> **YANG HARUS DIKERJAKAN**
A. Sebutkan semua sifat masyarakat yang ingin diwujudkan menurut visi pembangunan dalam teks tentang Kabupaten Madina.
B. Salin ulang bagian teks tentang Kabupaten Madina tanpa perubahan apa pun, mulai dari "Jika sebagian besar" sampai "di Sumatera Utara.".

---------- TEKS BACAAN

Jika sebagian besar masyarakat Madina masih bias dalam menyikapi kata-kata Madina yang madani, jajaran Pemkab Madina sendiri tampaknya kini justru sudah memiliki strategi dan arah yang jelas dalam menentukan kebijakan pembangunan daerah ini. Dengan demikian, obsesi dan keinginan itu bisa diharapkan dapat dicapai dalam beberapa tahun ke depan.

Dalam rencana strategis, Pemkab Madina secara jelas merumuskan visi pembangunan kabupaten ini adalah bagaimana mewujudkan masyarakat yang maju, mandiri, sejahtera, dan berwawasan lingkungan. Melalui visi tersebut, diharapkan lima tahun ke depan Madina sudah bisa sejajar dengan kabupaten lain di Sumatera Utara.

Target pertama agar bisa sejajar dengan kabupaten lain di Sumatera Utara, jelas sesuatu yang sangat wajar. Karena, Kabupaten Madina baru lahir pada tanggal 23 November 2003 seiring dengan disahkannya Undang-Undang Nomor 12 Tahun 1998 tentang pembentukan pemerintahan Kabupaten Mandailing Natal menjadi daerah otonom. Sebelumnya, daerah seluas 662.070 hektar dan berpenduduk sekitar 370.000 jiwa ini merupakan bagian dari Kabupaten Tapanuli Selatan.

--------------------
---------- DAFTAR DATA

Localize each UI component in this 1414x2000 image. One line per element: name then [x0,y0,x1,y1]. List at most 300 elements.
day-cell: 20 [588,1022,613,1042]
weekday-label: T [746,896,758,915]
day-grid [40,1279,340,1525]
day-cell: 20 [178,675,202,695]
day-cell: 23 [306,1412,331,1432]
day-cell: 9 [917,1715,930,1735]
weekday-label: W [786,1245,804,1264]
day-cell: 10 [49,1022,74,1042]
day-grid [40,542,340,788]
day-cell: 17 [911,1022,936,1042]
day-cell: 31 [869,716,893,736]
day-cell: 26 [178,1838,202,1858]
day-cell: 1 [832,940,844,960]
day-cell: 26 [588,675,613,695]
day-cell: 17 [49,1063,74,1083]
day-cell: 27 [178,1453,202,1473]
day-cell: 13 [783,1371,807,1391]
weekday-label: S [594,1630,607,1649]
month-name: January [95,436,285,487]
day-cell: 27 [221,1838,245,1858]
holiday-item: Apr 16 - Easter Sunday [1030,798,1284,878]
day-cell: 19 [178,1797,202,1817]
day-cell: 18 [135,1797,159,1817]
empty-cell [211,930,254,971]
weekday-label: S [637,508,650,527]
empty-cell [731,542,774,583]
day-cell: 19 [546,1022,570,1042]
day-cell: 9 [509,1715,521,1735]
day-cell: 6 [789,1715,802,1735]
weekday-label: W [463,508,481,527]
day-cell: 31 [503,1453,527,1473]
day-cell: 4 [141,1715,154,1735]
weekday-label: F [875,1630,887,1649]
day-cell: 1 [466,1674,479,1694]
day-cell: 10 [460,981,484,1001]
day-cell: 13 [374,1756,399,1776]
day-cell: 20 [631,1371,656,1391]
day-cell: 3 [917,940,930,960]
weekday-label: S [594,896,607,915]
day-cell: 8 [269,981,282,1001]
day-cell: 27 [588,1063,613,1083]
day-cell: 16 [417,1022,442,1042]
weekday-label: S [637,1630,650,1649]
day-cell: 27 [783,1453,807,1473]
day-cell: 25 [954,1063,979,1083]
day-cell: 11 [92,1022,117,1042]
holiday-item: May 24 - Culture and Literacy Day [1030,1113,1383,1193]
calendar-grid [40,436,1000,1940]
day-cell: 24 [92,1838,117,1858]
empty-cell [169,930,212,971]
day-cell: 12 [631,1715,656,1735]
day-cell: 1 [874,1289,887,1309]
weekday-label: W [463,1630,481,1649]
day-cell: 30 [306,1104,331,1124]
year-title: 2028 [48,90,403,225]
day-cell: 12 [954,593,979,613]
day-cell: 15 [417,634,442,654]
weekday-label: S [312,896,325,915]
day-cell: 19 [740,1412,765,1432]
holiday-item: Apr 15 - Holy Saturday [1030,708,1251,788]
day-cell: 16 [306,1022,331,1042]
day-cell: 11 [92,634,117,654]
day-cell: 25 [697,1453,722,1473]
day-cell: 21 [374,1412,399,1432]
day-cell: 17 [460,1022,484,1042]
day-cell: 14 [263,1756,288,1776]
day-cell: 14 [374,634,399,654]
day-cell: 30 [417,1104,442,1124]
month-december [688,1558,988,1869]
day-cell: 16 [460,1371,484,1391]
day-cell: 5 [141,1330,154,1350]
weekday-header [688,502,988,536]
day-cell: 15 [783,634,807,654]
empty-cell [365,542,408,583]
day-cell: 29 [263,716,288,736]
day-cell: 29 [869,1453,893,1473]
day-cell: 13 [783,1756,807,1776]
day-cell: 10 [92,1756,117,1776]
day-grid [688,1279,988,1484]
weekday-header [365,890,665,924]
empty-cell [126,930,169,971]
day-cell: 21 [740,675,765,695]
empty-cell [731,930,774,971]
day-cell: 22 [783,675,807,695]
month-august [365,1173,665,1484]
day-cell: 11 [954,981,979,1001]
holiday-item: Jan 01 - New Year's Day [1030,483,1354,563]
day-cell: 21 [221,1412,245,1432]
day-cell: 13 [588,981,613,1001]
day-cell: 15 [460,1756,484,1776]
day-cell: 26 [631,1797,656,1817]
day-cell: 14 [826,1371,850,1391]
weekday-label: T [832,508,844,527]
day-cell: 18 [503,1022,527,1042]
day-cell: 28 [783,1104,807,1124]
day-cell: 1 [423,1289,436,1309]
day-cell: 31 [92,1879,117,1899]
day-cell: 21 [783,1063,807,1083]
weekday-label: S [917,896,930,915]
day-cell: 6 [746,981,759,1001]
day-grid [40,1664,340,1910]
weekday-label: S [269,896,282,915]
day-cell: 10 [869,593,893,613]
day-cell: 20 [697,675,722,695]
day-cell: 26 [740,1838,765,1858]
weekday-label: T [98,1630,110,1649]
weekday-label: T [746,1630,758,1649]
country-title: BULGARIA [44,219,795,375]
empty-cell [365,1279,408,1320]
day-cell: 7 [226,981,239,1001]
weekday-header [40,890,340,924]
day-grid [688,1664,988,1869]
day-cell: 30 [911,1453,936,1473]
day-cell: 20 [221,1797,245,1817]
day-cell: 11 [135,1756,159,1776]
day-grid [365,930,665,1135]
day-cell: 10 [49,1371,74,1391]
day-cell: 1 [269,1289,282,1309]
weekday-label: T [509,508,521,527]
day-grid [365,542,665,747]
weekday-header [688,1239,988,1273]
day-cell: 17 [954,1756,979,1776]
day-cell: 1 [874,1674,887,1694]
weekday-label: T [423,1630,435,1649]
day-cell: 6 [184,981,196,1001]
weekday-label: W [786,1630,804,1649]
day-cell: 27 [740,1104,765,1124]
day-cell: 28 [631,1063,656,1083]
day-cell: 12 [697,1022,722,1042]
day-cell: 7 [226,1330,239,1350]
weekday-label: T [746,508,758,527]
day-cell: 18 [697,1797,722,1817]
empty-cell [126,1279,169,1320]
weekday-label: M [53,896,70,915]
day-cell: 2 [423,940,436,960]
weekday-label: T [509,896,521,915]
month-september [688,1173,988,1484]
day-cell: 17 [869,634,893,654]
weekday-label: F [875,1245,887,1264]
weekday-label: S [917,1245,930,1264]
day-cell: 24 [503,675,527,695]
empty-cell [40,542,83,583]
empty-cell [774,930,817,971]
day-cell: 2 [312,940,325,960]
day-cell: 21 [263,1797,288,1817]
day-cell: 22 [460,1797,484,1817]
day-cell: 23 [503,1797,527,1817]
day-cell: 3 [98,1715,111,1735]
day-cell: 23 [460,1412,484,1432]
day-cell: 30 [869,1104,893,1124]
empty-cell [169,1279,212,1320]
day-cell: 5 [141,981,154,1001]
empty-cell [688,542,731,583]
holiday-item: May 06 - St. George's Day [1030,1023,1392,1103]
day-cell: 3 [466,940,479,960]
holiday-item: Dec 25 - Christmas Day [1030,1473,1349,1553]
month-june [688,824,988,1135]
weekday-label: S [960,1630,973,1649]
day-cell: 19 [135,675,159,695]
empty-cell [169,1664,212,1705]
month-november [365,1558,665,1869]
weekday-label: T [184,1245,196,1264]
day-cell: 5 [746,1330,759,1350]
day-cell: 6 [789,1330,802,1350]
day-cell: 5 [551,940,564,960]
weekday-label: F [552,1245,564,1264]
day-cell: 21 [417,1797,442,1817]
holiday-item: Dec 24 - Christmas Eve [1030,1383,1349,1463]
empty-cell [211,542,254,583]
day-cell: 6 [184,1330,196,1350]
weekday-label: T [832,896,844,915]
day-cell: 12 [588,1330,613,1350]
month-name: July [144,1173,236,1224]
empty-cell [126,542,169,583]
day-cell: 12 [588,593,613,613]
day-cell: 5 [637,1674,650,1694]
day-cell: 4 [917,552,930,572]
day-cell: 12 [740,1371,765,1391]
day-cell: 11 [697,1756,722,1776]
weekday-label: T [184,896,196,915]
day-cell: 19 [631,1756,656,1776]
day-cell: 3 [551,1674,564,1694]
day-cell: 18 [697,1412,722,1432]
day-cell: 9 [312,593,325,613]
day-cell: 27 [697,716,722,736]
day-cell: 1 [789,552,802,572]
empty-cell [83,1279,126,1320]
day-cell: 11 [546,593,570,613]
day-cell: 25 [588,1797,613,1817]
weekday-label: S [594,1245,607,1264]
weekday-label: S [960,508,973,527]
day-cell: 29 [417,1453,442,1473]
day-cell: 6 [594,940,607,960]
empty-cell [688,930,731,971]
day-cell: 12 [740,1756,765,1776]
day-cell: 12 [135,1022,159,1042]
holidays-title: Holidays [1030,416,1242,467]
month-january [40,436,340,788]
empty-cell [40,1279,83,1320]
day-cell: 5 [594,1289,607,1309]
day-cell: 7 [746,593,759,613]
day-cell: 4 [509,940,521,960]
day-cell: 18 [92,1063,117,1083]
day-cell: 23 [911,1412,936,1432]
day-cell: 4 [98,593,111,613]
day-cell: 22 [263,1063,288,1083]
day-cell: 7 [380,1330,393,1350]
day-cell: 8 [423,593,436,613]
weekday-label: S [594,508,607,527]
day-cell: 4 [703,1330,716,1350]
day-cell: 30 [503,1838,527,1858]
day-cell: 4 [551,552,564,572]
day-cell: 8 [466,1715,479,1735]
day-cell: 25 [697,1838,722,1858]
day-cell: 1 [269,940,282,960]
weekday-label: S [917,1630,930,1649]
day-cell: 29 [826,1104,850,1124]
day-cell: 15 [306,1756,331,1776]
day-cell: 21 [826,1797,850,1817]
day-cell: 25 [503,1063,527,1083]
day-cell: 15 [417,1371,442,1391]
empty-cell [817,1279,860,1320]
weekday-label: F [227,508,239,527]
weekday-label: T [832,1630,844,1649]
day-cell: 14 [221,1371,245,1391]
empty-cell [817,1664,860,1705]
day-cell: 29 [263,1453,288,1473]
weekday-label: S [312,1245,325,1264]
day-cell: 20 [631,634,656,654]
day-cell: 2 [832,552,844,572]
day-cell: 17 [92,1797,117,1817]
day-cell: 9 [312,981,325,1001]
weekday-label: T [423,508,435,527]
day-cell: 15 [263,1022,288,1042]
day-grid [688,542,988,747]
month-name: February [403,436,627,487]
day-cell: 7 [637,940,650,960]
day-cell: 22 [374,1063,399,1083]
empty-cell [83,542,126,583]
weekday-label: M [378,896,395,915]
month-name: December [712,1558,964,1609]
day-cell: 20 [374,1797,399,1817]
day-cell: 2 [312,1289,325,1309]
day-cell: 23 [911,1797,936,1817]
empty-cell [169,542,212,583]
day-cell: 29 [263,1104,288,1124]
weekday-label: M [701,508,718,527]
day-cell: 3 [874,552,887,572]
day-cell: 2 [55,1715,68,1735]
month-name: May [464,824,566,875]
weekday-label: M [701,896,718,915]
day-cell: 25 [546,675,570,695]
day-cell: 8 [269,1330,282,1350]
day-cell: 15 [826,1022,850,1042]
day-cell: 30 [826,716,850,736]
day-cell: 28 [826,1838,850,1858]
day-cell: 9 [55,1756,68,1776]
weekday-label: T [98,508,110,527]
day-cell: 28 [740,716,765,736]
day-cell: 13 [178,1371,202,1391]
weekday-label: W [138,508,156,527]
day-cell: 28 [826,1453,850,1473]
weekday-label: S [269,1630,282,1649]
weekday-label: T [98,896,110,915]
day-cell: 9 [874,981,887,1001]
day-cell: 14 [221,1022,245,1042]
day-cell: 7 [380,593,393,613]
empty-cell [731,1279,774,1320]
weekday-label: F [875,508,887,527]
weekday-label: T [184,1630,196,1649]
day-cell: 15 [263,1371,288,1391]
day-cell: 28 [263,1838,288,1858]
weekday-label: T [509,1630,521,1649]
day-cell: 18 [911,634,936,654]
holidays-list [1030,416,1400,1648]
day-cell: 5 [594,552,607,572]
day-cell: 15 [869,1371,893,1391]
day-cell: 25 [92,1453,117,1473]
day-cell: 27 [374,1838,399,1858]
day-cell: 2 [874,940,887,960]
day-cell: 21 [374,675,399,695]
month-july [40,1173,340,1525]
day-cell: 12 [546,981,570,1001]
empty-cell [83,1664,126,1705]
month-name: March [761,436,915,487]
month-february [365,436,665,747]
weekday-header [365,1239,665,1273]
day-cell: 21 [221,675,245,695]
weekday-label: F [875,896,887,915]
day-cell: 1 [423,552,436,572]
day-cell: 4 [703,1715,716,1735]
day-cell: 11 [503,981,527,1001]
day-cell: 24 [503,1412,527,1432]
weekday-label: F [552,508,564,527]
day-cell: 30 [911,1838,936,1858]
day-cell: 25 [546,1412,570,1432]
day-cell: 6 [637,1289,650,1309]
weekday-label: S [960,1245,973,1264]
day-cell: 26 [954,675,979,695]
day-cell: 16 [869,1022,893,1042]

--------------------

> **JAWABAN PER TUGAS**
A. Maju, mandiri, sejahtera, dan berwawasan lingkungan.

B.
Jika sebagian besar masyarakat Madina masih bias dalam menyikapi kata-kata Madina yang madani, jajaran Pemkab Madina sendiri tampaknya kini justru sudah memiliki strategi dan arah yang jelas dalam menentukan kebijakan pembangunan daerah ini. Dengan demikian, obsesi dan keinginan itu bisa diharapkan dapat dicapai dalam beberapa tahun ke depan.

Dalam rencana strategis, Pemkab Madina secara jelas merumuskan visi pembangunan kabupaten ini adalah bagaimana mewujudkan masyarakat yang maju, mandiri, sejahtera, dan berwawasan lingkungan. Melalui visi tersebut, diharapkan lima tahun ke depan Madina sudah bisa sejajar dengan kabupaten lain di Sumatera Utara.